─── Material for this exercise ───

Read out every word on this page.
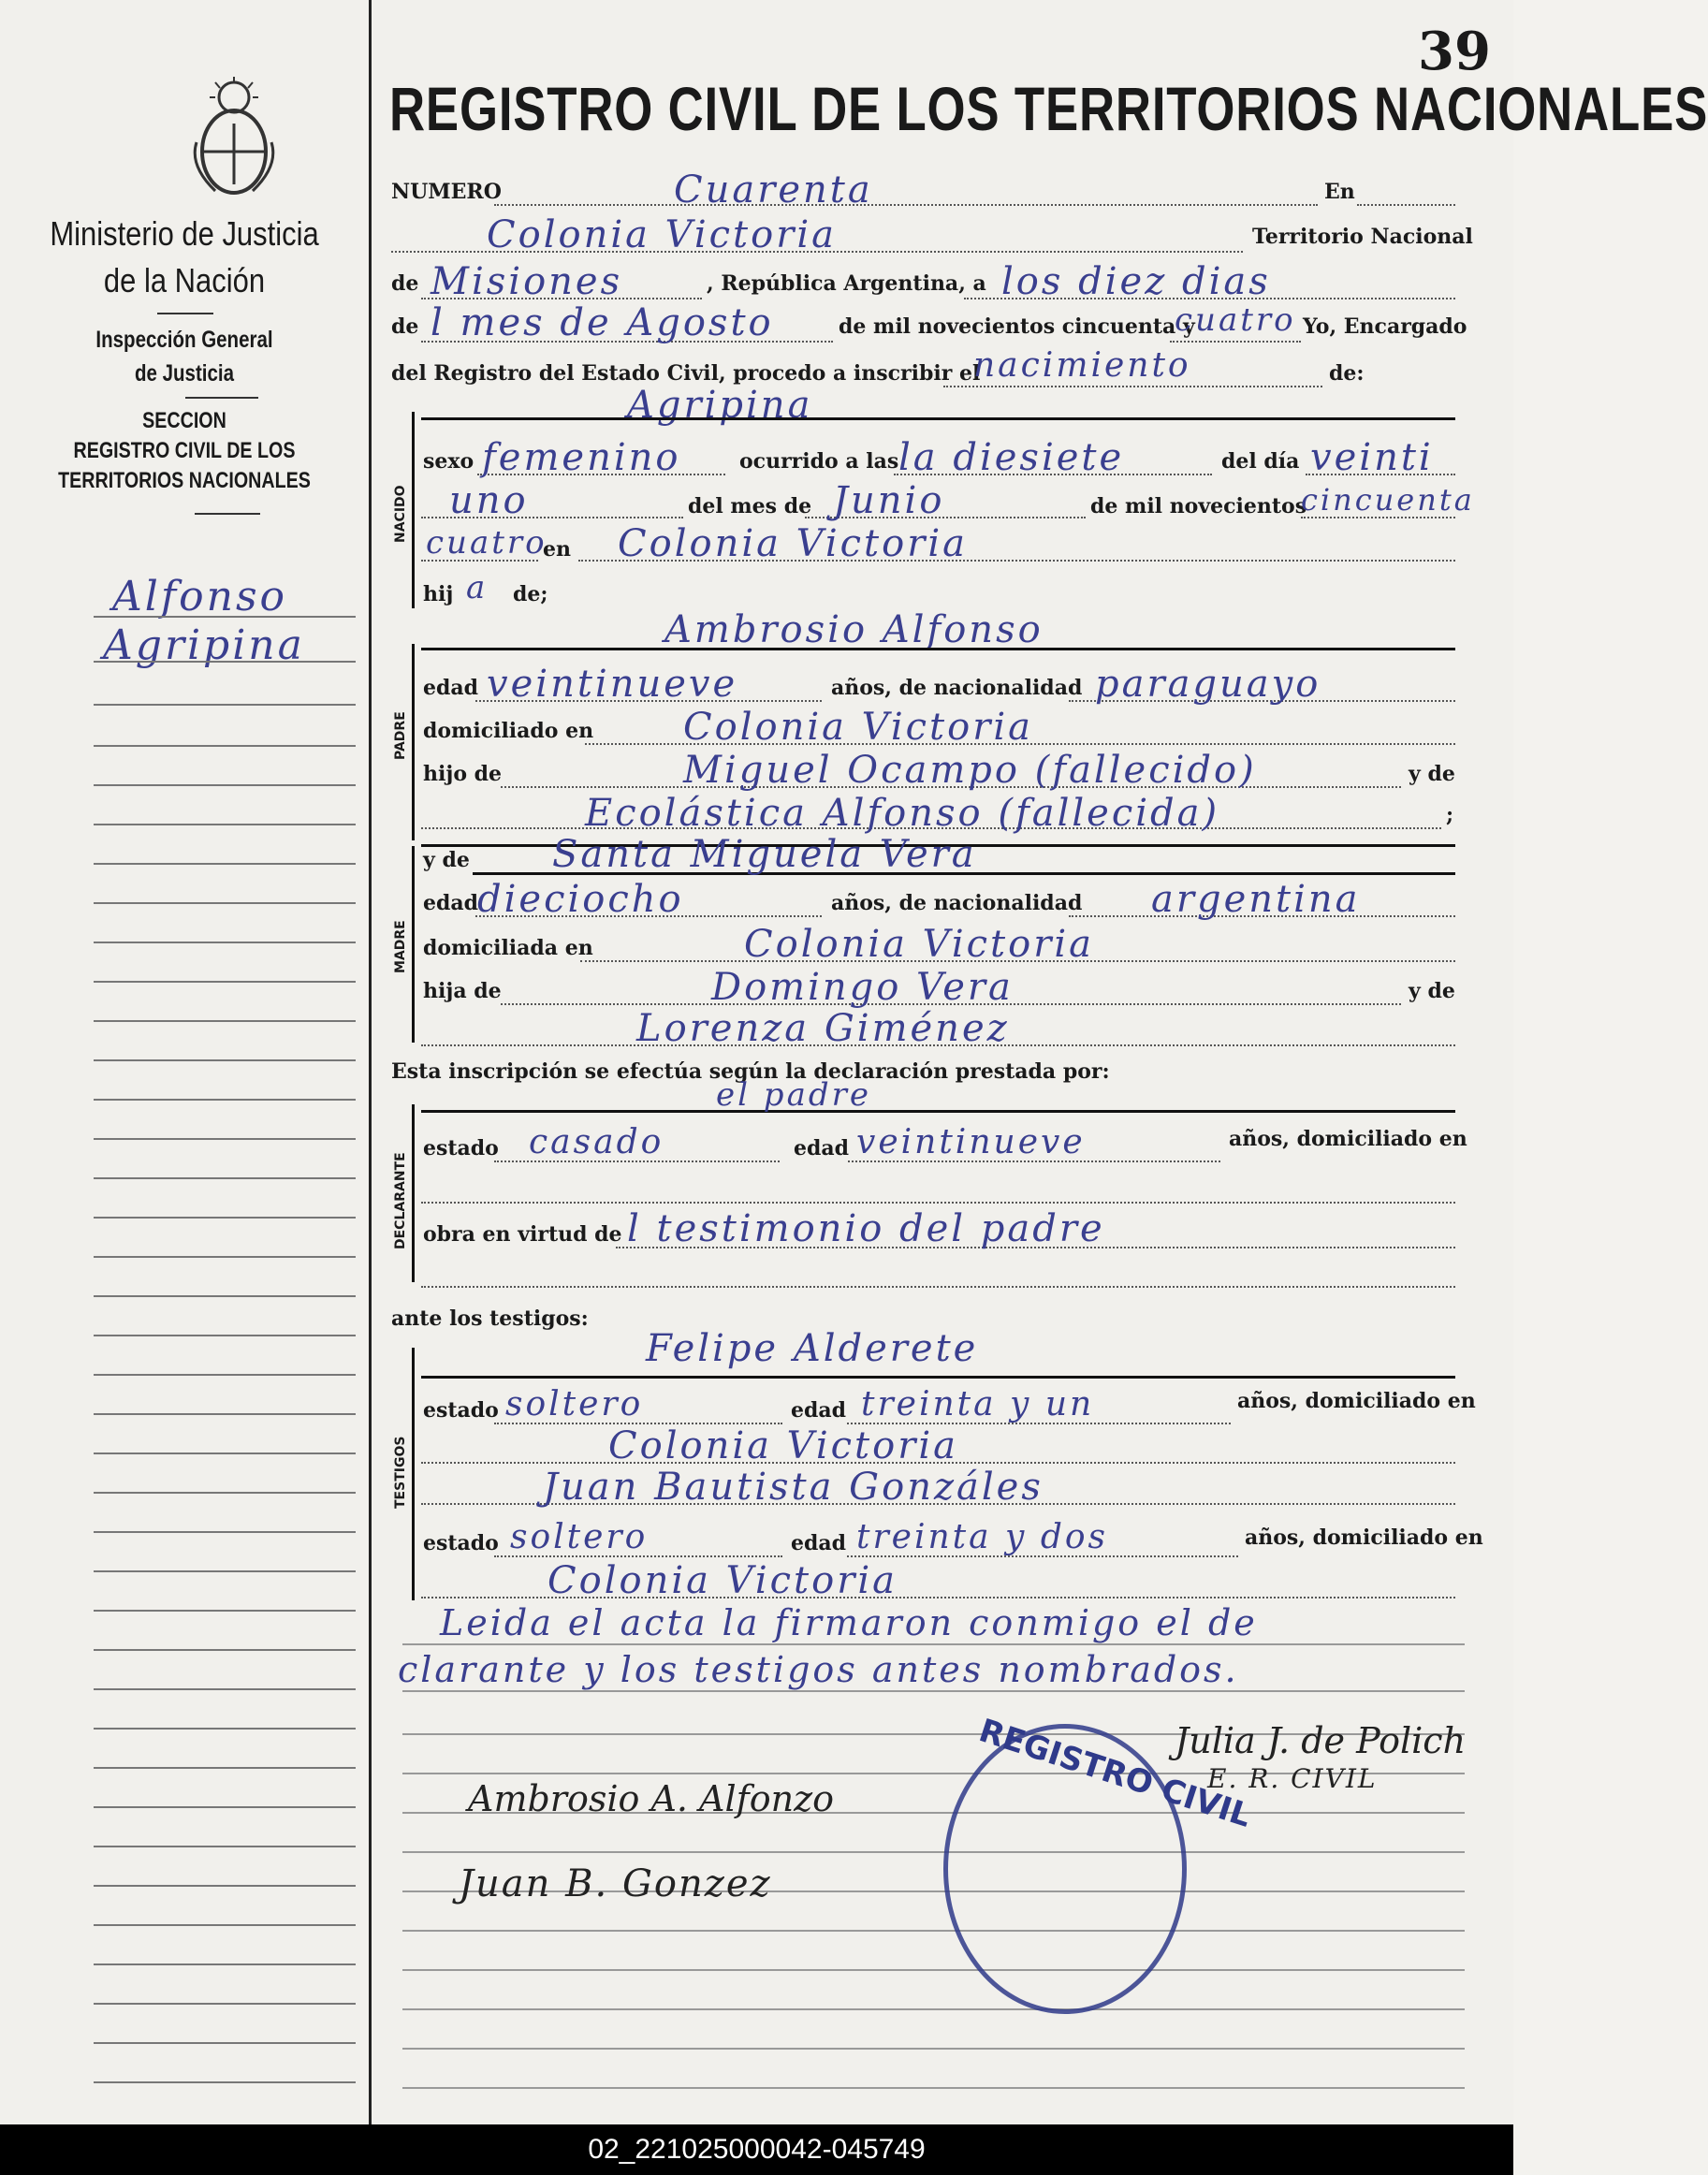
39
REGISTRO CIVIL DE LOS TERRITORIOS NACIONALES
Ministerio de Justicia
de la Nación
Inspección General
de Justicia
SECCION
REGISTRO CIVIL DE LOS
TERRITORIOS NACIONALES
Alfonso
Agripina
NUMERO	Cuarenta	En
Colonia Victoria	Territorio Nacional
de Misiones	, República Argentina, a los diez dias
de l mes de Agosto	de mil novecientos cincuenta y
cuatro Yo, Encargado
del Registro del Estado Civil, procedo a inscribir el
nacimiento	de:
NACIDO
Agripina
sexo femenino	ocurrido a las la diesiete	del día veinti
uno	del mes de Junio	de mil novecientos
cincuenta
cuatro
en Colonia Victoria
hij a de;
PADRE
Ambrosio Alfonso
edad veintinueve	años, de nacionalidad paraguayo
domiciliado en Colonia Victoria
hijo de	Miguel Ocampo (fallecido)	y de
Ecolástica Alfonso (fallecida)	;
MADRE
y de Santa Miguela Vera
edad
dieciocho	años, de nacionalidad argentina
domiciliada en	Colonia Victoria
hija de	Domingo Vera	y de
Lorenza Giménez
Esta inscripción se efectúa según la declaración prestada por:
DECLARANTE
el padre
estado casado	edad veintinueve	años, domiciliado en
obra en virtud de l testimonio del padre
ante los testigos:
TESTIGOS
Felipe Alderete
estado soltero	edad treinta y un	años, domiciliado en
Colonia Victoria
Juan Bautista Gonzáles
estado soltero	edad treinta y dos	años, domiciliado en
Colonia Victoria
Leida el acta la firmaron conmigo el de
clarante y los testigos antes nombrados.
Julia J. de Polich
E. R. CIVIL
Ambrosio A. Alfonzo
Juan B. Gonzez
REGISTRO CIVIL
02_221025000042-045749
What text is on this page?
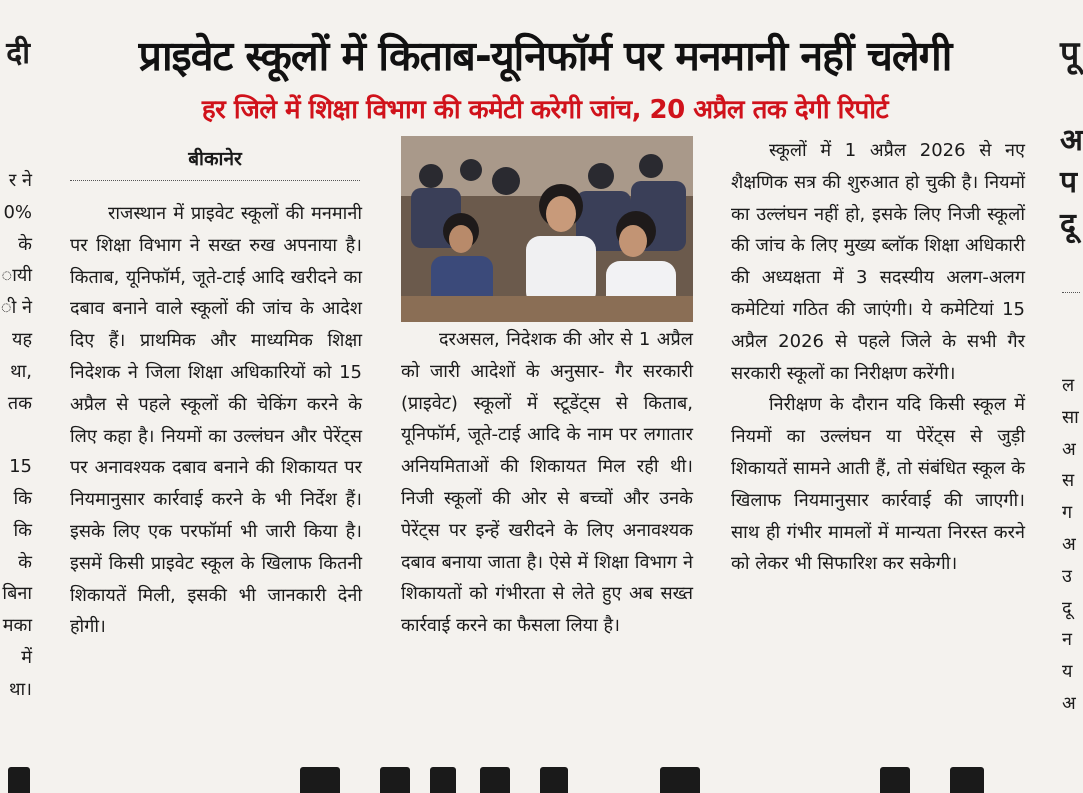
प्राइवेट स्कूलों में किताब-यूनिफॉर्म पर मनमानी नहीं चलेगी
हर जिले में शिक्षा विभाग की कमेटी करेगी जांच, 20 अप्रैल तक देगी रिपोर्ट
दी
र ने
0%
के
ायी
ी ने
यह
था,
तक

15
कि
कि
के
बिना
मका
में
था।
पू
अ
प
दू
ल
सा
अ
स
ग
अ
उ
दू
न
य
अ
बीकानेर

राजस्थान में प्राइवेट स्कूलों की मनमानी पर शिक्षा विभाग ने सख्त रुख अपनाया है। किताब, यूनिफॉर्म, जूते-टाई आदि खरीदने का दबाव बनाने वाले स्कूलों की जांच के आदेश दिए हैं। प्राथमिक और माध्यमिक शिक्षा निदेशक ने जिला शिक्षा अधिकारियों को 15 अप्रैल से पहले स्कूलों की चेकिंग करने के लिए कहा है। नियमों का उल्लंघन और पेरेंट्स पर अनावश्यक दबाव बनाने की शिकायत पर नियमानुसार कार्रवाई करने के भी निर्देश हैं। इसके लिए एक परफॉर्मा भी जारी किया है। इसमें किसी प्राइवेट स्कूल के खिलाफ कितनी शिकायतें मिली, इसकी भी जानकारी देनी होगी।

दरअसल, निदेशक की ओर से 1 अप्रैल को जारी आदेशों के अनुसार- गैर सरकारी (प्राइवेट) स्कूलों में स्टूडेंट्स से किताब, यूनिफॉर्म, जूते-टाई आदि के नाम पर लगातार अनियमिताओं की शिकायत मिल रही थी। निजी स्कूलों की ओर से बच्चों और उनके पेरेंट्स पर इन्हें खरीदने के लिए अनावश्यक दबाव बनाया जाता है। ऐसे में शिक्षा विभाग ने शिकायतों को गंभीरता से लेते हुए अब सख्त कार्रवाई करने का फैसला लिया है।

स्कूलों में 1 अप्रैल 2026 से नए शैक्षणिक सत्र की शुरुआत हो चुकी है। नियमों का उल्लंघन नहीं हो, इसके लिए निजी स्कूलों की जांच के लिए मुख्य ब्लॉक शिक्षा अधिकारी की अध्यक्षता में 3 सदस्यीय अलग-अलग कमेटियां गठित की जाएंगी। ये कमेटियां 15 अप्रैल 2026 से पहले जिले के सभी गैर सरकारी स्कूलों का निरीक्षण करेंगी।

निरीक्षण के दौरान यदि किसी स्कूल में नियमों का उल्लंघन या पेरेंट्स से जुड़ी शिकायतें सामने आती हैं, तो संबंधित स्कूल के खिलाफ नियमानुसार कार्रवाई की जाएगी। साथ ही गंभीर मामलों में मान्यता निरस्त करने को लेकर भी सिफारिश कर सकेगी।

───

== Short task ==
Repeat the entries exactly and keep the pictures out of the copy.

== Final result ==
Read out every word on this page.
39
REGISTRO CIVIL DE LOS TERRITORIOS NACIONALES
Ministerio de Justicia
de la Nación
Inspección General
de Justicia
SECCION
REGISTRO CIVIL DE LOS
TERRITORIOS NACIONALES
Alfonso
Agripina
NUMERO	Cuarenta	En
Colonia Victoria	Territorio Nacional
de Misiones	, República Argentina, a los diez dias
de l mes de Agosto	de mil novecientos cincuenta y
cuatro Yo, Encargado
del Registro del Estado Civil, procedo a inscribir el
nacimiento	de:
NACIDO
Agripina
sexo femenino	ocurrido a las la diesiete	del día veinti
uno	del mes de Junio	de mil novecientos
cincuenta
cuatro
en Colonia Victoria
hij a de;
PADRE
Ambrosio Alfonso
edad veintinueve	años, de nacionalidad paraguayo
domiciliado en Colonia Victoria
hijo de	Miguel Ocampo (fallecido)	y de
Ecolástica Alfonso (fallecida)	;
MADRE
y de Santa Miguela Vera
edad
dieciocho	años, de nacionalidad argentina
domiciliada en	Colonia Victoria
hija de	Domingo Vera	y de
Lorenza Giménez
Esta inscripción se efectúa según la declaración prestada por:
DECLARANTE
el padre
estado casado	edad veintinueve	años, domiciliado en
obra en virtud de l testimonio del padre
ante los testigos:
TESTIGOS
Felipe Alderete
estado soltero	edad treinta y un	años, domiciliado en
Colonia Victoria
Juan Bautista Gonzáles
estado soltero	edad treinta y dos	años, domiciliado en
Colonia Victoria
Leida el acta la firmaron conmigo el de
clarante y los testigos antes nombrados.
Julia J. de Polich
E. R. CIVIL
Ambrosio A. Alfonzo
Juan B. Gonzez
REGISTRO CIVIL
02_221025000042-045749
What text is on this page?
प्राइवेट स्कूलों में किताब-यूनिफॉर्म पर मनमानी नहीं चलेगी
हर जिले में शिक्षा विभाग की कमेटी करेगी जांच, 20 अप्रैल तक देगी रिपोर्ट
दी
र ने
0%
के
ायी
ी ने
यह
था,
तक

15
कि
कि
के
बिना
मका
में
था।
पू
अ
प
दू
ल
सा
अ
स
ग
अ
उ
दू
न
य
अ
बीकानेर

राजस्थान में प्राइवेट स्कूलों की मनमानी पर शिक्षा विभाग ने सख्त रुख अपनाया है। किताब, यूनिफॉर्म, जूते-टाई आदि खरीदने का दबाव बनाने वाले स्कूलों की जांच के आदेश दिए हैं। प्राथमिक और माध्यमिक शिक्षा निदेशक ने जिला शिक्षा अधिकारियों को 15 अप्रैल से पहले स्कूलों की चेकिंग करने के लिए कहा है। नियमों का उल्लंघन और पेरेंट्स पर अनावश्यक दबाव बनाने की शिकायत पर नियमानुसार कार्रवाई करने के भी निर्देश हैं। इसके लिए एक परफॉर्मा भी जारी किया है। इसमें किसी प्राइवेट स्कूल के खिलाफ कितनी शिकायतें मिली, इसकी भी जानकारी देनी होगी।

दरअसल, निदेशक की ओर से 1 अप्रैल को जारी आदेशों के अनुसार- गैर सरकारी (प्राइवेट) स्कूलों में स्टूडेंट्स से किताब, यूनिफॉर्म, जूते-टाई आदि के नाम पर लगातार अनियमिताओं की शिकायत मिल रही थी। निजी स्कूलों की ओर से बच्चों और उनके पेरेंट्स पर इन्हें खरीदने के लिए अनावश्यक दबाव बनाया जाता है। ऐसे में शिक्षा विभाग ने शिकायतों को गंभीरता से लेते हुए अब सख्त कार्रवाई करने का फैसला लिया है।

स्कूलों में 1 अप्रैल 2026 से नए शैक्षणिक सत्र की शुरुआत हो चुकी है। नियमों का उल्लंघन नहीं हो, इसके लिए निजी स्कूलों की जांच के लिए मुख्य ब्लॉक शिक्षा अधिकारी की अध्यक्षता में 3 सदस्यीय अलग-अलग कमेटियां गठित की जाएंगी। ये कमेटियां 15 अप्रैल 2026 से पहले जिले के सभी गैर सरकारी स्कूलों का निरीक्षण करेंगी।

निरीक्षण के दौरान यदि किसी स्कूल में नियमों का उल्लंघन या पेरेंट्स से जुड़ी शिकायतें सामने आती हैं, तो संबंधित स्कूल के खिलाफ नियमानुसार कार्रवाई की जाएगी। साथ ही गंभीर मामलों में मान्यता निरस्त करने को लेकर भी सिफारिश कर सकेगी।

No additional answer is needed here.